= DATA SUPPLIED =
----

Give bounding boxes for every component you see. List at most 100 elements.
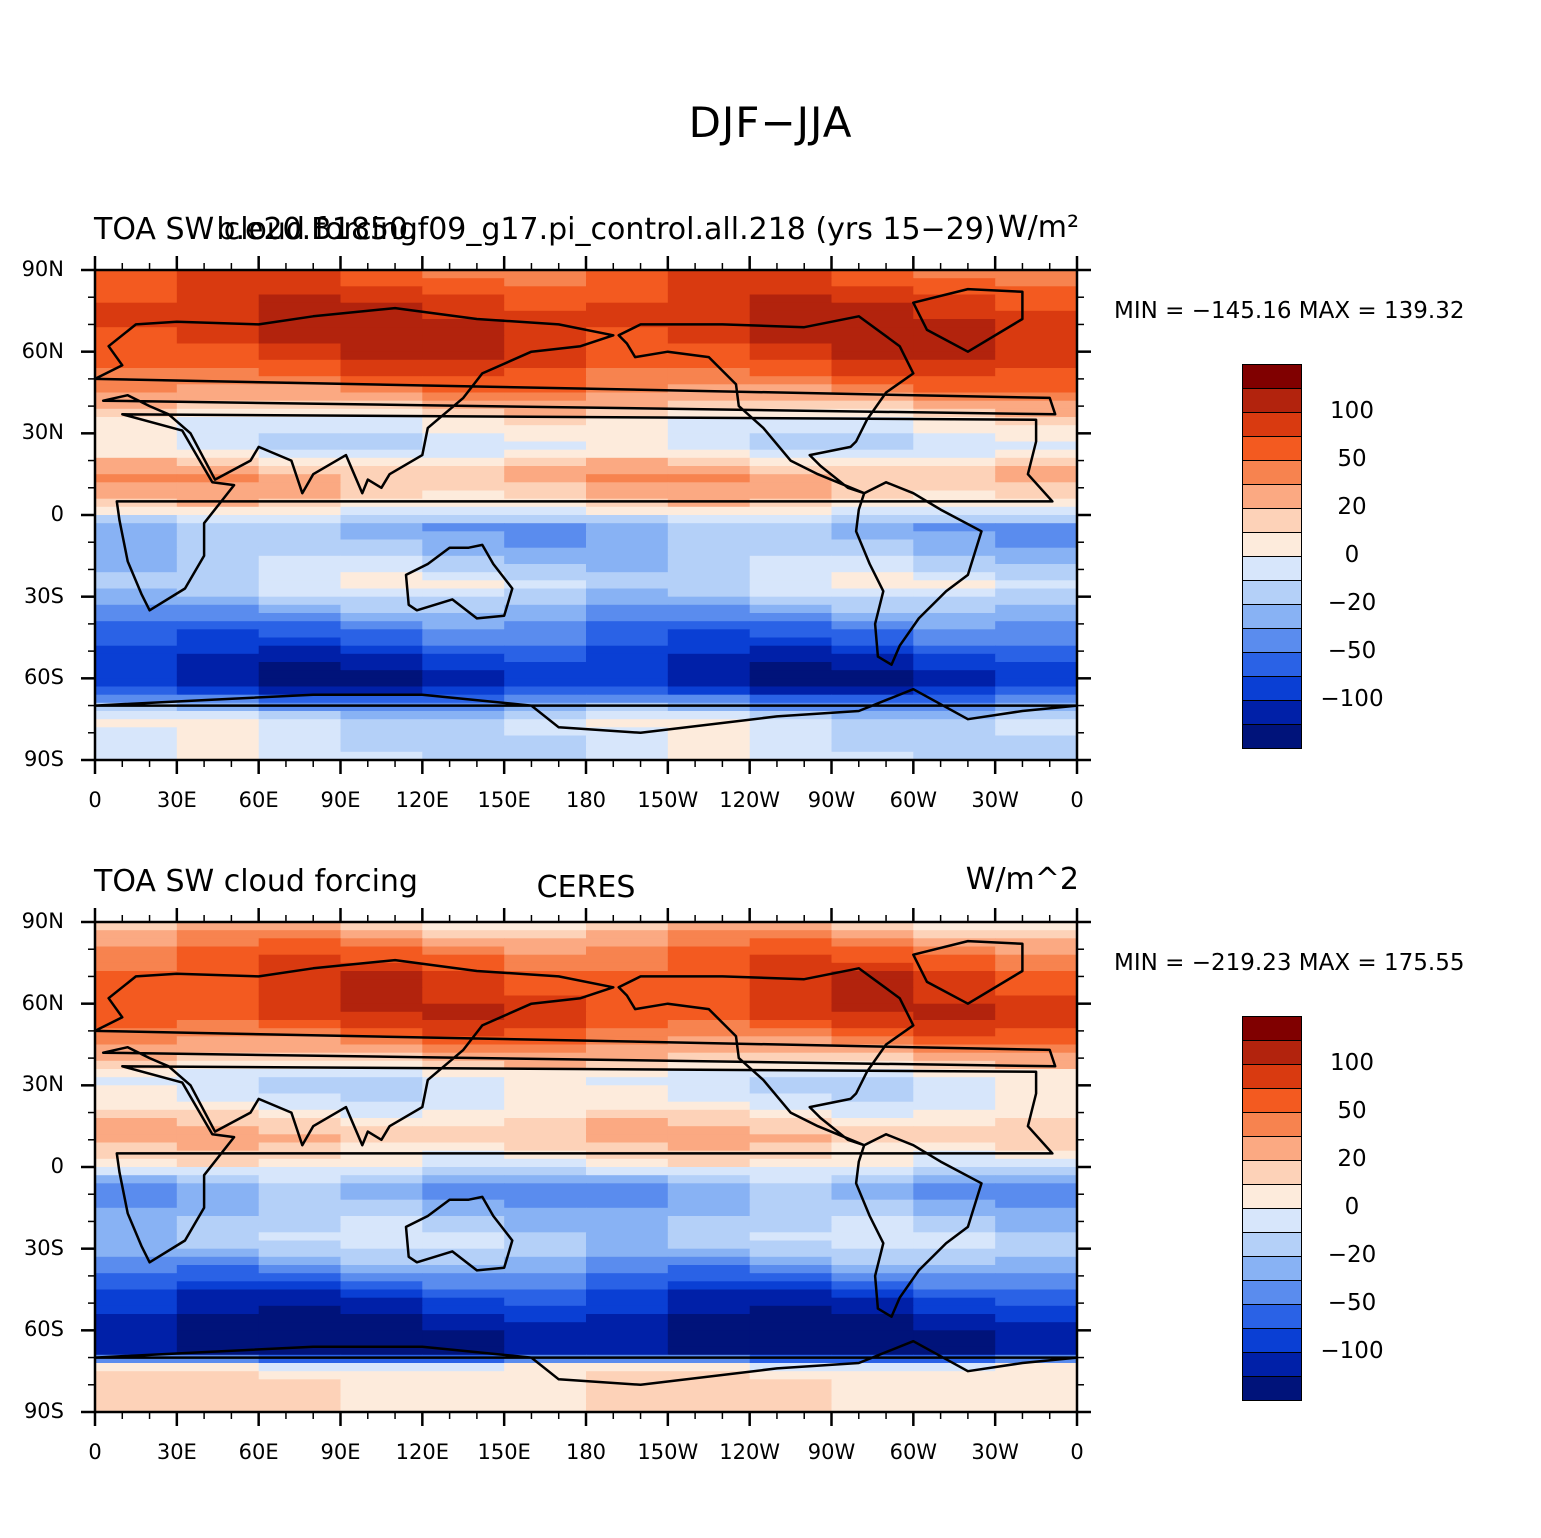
field-cell	[176, 637, 260, 647]
field-cell	[504, 588, 587, 598]
field-cell	[258, 596, 342, 606]
field-cell	[422, 1167, 505, 1176]
field-cell	[667, 694, 751, 704]
field-cell	[995, 1265, 1078, 1274]
field-cell	[667, 727, 751, 737]
field-cell	[258, 1297, 342, 1307]
field-cell	[995, 1314, 1078, 1323]
field-cell	[586, 1175, 669, 1184]
field-cell	[258, 433, 342, 443]
coastline	[115, 1065, 1054, 1264]
field-cell	[586, 653, 669, 663]
field-cell	[667, 1011, 751, 1021]
field-cell	[504, 962, 587, 972]
field-cell	[586, 1395, 669, 1405]
field-cell	[258, 1150, 342, 1160]
field-cell	[831, 1281, 914, 1291]
field-cell	[258, 1167, 342, 1176]
field-cell	[340, 1118, 423, 1127]
field-cell	[176, 294, 260, 304]
field-cell	[831, 310, 914, 320]
field-cell	[995, 1011, 1078, 1021]
field-cell	[176, 498, 260, 508]
field-cell	[258, 506, 342, 516]
field-cell	[95, 449, 178, 459]
field-cell	[586, 449, 669, 459]
field-cell	[831, 1395, 914, 1405]
field-cell	[831, 719, 914, 728]
field-cell	[258, 408, 342, 418]
field-cell	[340, 962, 423, 972]
field-cell	[258, 1256, 342, 1266]
field-cell	[749, 1077, 833, 1086]
field-cell	[340, 555, 423, 565]
field-cell	[667, 930, 751, 939]
field-cell	[749, 922, 833, 931]
field-cell	[913, 335, 996, 345]
field-cell	[831, 539, 914, 549]
field-cell	[667, 425, 751, 434]
field-cell	[258, 743, 342, 753]
field-cell	[504, 417, 587, 426]
field-cell	[586, 1003, 669, 1013]
lon-tick-label: 90E	[320, 1440, 361, 1464]
field-cell	[667, 1044, 751, 1054]
field-cell	[995, 482, 1078, 492]
field-cell	[995, 270, 1078, 279]
field-cell	[340, 278, 423, 287]
field-cell	[831, 637, 914, 647]
field-cell	[667, 539, 751, 549]
field-cell	[340, 580, 423, 590]
field-cell	[95, 1150, 178, 1160]
field-cell	[258, 1346, 342, 1356]
field-cell	[340, 368, 423, 377]
field-cell	[95, 702, 178, 712]
field-cell	[667, 368, 751, 377]
field-cell	[995, 727, 1078, 737]
field-cell	[422, 474, 505, 483]
lat-tick-label: 60N	[21, 990, 64, 1015]
field-cell	[422, 1330, 505, 1340]
field-cell	[504, 1224, 587, 1233]
field-cell	[749, 954, 833, 964]
coastline	[617, 967, 915, 1147]
field-cell	[504, 1109, 587, 1119]
field-cell	[176, 930, 260, 939]
field-cell	[749, 670, 833, 679]
field-cell	[749, 294, 833, 304]
field-cell	[340, 653, 423, 663]
field-cell	[586, 751, 669, 761]
field-cell	[831, 596, 914, 606]
field-cell	[995, 1216, 1078, 1225]
field-cell	[95, 1256, 178, 1266]
field-cell	[667, 457, 751, 467]
coastline	[115, 413, 1054, 612]
field-cell	[176, 1020, 260, 1029]
field-cell	[749, 376, 833, 385]
field-cell	[995, 531, 1078, 541]
field-cell	[95, 1036, 178, 1046]
field-cell	[586, 359, 669, 369]
field-cell	[586, 523, 669, 532]
field-cell	[340, 979, 423, 988]
field-cell	[504, 1265, 587, 1274]
field-cell	[913, 270, 996, 279]
field-cell	[749, 368, 833, 377]
field-cell	[586, 670, 669, 679]
lat-tick-label: 90S	[23, 1399, 64, 1423]
field-cell	[995, 506, 1078, 516]
field-cell	[913, 351, 996, 361]
field-cell	[422, 621, 505, 630]
field-cell	[913, 572, 996, 581]
field-cell	[667, 1199, 751, 1209]
field-cell	[749, 621, 833, 630]
field-cell	[913, 1297, 996, 1307]
field-cell	[995, 1346, 1078, 1356]
field-cell	[340, 678, 423, 688]
field-cell	[831, 474, 914, 483]
field-cell	[95, 719, 178, 728]
field-cell	[176, 1403, 260, 1413]
panel-left-title: TOA SW cloud forcing	[94, 864, 418, 899]
field-cell	[340, 466, 423, 475]
field-cell	[831, 751, 914, 761]
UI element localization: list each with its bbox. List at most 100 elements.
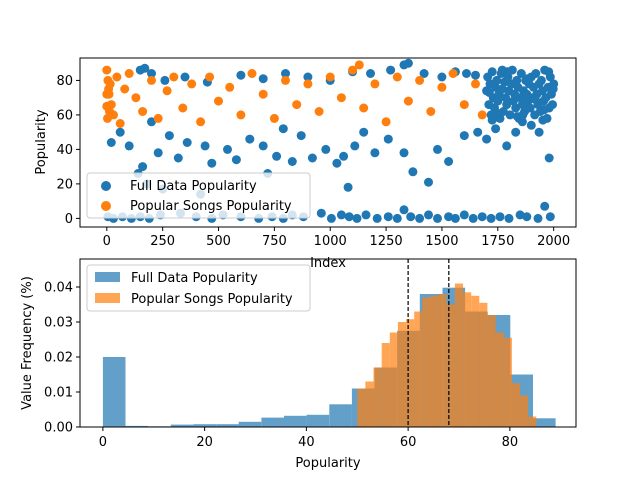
scatter-legend-box xyxy=(86,172,311,219)
scatter-point-full xyxy=(487,67,497,77)
scatter-point-popular xyxy=(258,89,268,99)
scatter-point-full xyxy=(518,110,528,120)
scatter-point-full xyxy=(548,84,558,94)
scatter-point-popular xyxy=(426,107,436,116)
scatter-point-full xyxy=(245,134,255,144)
scatter-axes-frame xyxy=(79,57,577,228)
hist-bar-popular xyxy=(414,311,423,427)
scatter-point-full xyxy=(281,69,290,78)
y-tick-label: 0.04 xyxy=(44,281,73,296)
scatter-point-full xyxy=(540,201,550,211)
scatter-point-full xyxy=(372,213,382,223)
scatter-point-full xyxy=(459,131,469,141)
hist-bar-full xyxy=(238,421,262,428)
scatter-point-popular xyxy=(314,107,324,116)
scatter-point-full xyxy=(153,148,163,158)
scatter-point-full xyxy=(545,212,555,222)
scatter-point-popular xyxy=(354,60,364,70)
scatter-point-full xyxy=(258,74,268,84)
hist-bar-popular xyxy=(495,332,504,427)
x-tick-label: 250 xyxy=(150,234,175,249)
scatter-point-full xyxy=(419,69,429,78)
hist-bar-popular xyxy=(365,381,374,427)
scatter-point-full xyxy=(511,103,521,113)
scatter-point-full xyxy=(336,210,346,220)
x-tick-label: 0 xyxy=(103,234,111,249)
scatter-point-full xyxy=(534,127,544,137)
scatter-point-popular xyxy=(103,113,112,123)
scatter-point-full xyxy=(361,210,371,220)
scatter-point-popular xyxy=(120,84,130,94)
scatter-point-full xyxy=(399,148,409,158)
hist-bar-popular xyxy=(397,322,406,427)
legend-patch-full xyxy=(95,272,120,282)
scatter-point-full xyxy=(106,138,116,147)
scatter-point-full xyxy=(160,75,170,85)
scatter-point-full xyxy=(343,182,353,192)
scatter-point-full xyxy=(544,67,554,77)
scatter-point-full xyxy=(522,74,532,84)
scatter-point-popular xyxy=(303,79,313,89)
legend-label-full: Full Data Popularity xyxy=(130,179,257,194)
scatter-point-popular xyxy=(162,86,172,96)
histogram-median-lines xyxy=(407,259,450,427)
scatter-point-full xyxy=(444,157,454,166)
y-tick-label: 0 xyxy=(65,212,73,227)
scatter-point-full xyxy=(307,153,317,163)
scatter-point-popular xyxy=(104,84,114,94)
x-tick-label: 60 xyxy=(400,435,417,450)
scatter-point-full xyxy=(515,93,525,103)
scatter-point-popular xyxy=(281,75,290,85)
scatter-point-popular xyxy=(415,75,425,85)
scatter-point-full xyxy=(339,151,349,161)
scatter-point-full xyxy=(424,177,433,187)
scatter-point-popular xyxy=(187,79,197,89)
legend-label-full-hist: Full Data Popularity xyxy=(131,271,258,286)
legend-marker-popular xyxy=(101,201,111,211)
scatter-point-full xyxy=(231,155,241,165)
y-tick-label: 40 xyxy=(56,143,73,158)
scatter-point-full xyxy=(512,75,522,85)
scatter-point-full xyxy=(486,213,496,223)
scatter-point-full xyxy=(548,100,557,110)
scatter-point-full xyxy=(497,65,507,75)
x-tick-label: 20 xyxy=(196,435,213,450)
scatter-point-full xyxy=(316,208,326,218)
scatter-point-full xyxy=(115,127,125,137)
scatter-point-full xyxy=(491,124,501,134)
scatter-point-full xyxy=(468,213,478,223)
scatter-point-full xyxy=(530,94,540,104)
histogram-legend-box xyxy=(86,264,311,312)
scatter-point-full xyxy=(501,93,511,103)
hist-bar-popular xyxy=(430,295,439,428)
scatter-point-full xyxy=(538,115,548,125)
hist-bar-popular xyxy=(463,292,472,428)
scatter-point-full xyxy=(303,72,313,82)
scatter-point-popular xyxy=(131,93,141,103)
scatter-x-ticks: 0 250 500 750 1000 1250 1500 1750 2000 xyxy=(103,227,570,249)
scatter-point-full xyxy=(444,212,454,222)
scatter-point-full xyxy=(359,127,369,137)
scatter-point-full xyxy=(459,210,469,220)
x-tick-label: 1750 xyxy=(481,234,514,249)
hist-bar-full xyxy=(306,414,330,428)
legend-label-popular: Popular Songs Popularity xyxy=(130,199,292,214)
scatter-point-full xyxy=(147,117,156,127)
scatter-point-popular xyxy=(477,110,487,120)
scatter-point-full xyxy=(326,213,336,223)
hist-bar-full xyxy=(533,418,556,428)
scatter-point-full xyxy=(272,151,282,161)
scatter-point-full xyxy=(164,131,174,141)
histogram-bars-popular xyxy=(357,283,537,428)
scatter-point-full xyxy=(484,88,494,97)
hist-bar-popular xyxy=(520,395,529,427)
scatter-point-full xyxy=(477,212,487,222)
y-tick-label: 20 xyxy=(56,177,73,192)
legend-label-popular-hist: Popular Songs Popularity xyxy=(131,292,293,307)
hist-bar-popular xyxy=(422,297,431,427)
scatter-point-full xyxy=(516,69,526,78)
scatter-point-full xyxy=(493,96,503,106)
hist-bar-popular xyxy=(471,295,480,428)
scatter-points xyxy=(102,58,559,223)
hist-bar-popular xyxy=(503,337,512,428)
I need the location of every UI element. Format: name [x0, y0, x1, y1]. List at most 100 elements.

----

= WORK INSTRUCTIONS =
Gather each line in the listing above that contains the word "elements", and copy those lines in full.

= OUTPUT BELOW =
Give bounding boxes for every component you see. List at most 100 elements.
UI element localization: list each with its bbox. List at most 100 elements.
I need the location of every UI element. Format: name [x0, y0, x1, y1]. List at most 100 elements.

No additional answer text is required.